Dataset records
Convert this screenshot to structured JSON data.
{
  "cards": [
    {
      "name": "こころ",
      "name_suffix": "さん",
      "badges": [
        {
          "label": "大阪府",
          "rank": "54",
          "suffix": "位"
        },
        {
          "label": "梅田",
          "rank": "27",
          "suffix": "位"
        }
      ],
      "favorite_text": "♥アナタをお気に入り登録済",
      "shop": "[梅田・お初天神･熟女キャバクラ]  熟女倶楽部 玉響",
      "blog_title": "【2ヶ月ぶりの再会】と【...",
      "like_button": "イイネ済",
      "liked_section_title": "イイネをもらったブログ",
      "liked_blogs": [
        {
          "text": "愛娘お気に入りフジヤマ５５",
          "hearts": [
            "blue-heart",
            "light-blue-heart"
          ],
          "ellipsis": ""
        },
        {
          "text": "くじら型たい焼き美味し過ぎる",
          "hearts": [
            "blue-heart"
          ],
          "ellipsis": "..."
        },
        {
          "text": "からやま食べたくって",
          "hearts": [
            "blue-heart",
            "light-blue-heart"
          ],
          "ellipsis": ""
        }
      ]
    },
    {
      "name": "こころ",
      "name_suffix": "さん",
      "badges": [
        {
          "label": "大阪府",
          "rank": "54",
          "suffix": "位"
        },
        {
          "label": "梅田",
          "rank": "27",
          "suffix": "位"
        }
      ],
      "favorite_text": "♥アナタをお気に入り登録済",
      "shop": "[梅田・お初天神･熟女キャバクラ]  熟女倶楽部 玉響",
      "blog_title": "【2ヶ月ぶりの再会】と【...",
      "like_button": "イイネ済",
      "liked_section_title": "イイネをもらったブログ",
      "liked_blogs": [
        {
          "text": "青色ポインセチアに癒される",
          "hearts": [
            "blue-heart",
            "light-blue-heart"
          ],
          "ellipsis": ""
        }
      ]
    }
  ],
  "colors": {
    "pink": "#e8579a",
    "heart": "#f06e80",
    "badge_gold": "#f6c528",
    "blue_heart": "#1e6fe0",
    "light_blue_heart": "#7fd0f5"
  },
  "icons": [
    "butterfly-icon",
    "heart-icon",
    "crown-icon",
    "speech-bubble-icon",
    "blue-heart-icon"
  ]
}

▸ **Task statement**
Reproduce each entry from the records above, character for character.

▸ **Written solution**
Convert this screenshot to structured JSON data.
{
  "cards": [
    {
      "name": "こころ",
      "name_suffix": "さん",
      "badges": [
        {
          "label": "大阪府",
          "rank": "54",
          "suffix": "位"
        },
        {
          "label": "梅田",
          "rank": "27",
          "suffix": "位"
        }
      ],
      "favorite_text": "♥アナタをお気に入り登録済",
      "shop": "[梅田・お初天神･熟女キャバクラ]  熟女倶楽部 玉響",
      "blog_title": "【2ヶ月ぶりの再会】と【...",
      "like_button": "イイネ済",
      "liked_section_title": "イイネをもらったブログ",
      "liked_blogs": [
        {
          "text": "愛娘お気に入りフジヤマ５５",
          "hearts": [
            "blue-heart",
            "light-blue-heart"
          ],
          "ellipsis": ""
        },
        {
          "text": "くじら型たい焼き美味し過ぎる",
          "hearts": [
            "blue-heart"
          ],
          "ellipsis": "..."
        },
        {
          "text": "からやま食べたくって",
          "hearts": [
            "blue-heart",
            "light-blue-heart"
          ],
          "ellipsis": ""
        }
      ]
    },
    {
      "name": "こころ",
      "name_suffix": "さん",
      "badges": [
        {
          "label": "大阪府",
          "rank": "54",
          "suffix": "位"
        },
        {
          "label": "梅田",
          "rank": "27",
          "suffix": "位"
        }
      ],
      "favorite_text": "♥アナタをお気に入り登録済",
      "shop": "[梅田・お初天神･熟女キャバクラ]  熟女倶楽部 玉響",
      "blog_title": "【2ヶ月ぶりの再会】と【...",
      "like_button": "イイネ済",
      "liked_section_title": "イイネをもらったブログ",
      "liked_blogs": [
        {
          "text": "青色ポインセチアに癒される",
          "hearts": [
            "blue-heart",
            "light-blue-heart"
          ],
          "ellipsis": ""
        }
      ]
    }
  ],
  "colors": {
    "pink": "#e8579a",
    "heart": "#f06e80",
    "badge_gold": "#f6c528",
    "blue_heart": "#1e6fe0",
    "light_blue_heart": "#7fd0f5"
  },
  "icons": [
    "butterfly-icon",
    "heart-icon",
    "crown-icon",
    "speech-bubble-icon",
    "blue-heart-icon"
  ]
}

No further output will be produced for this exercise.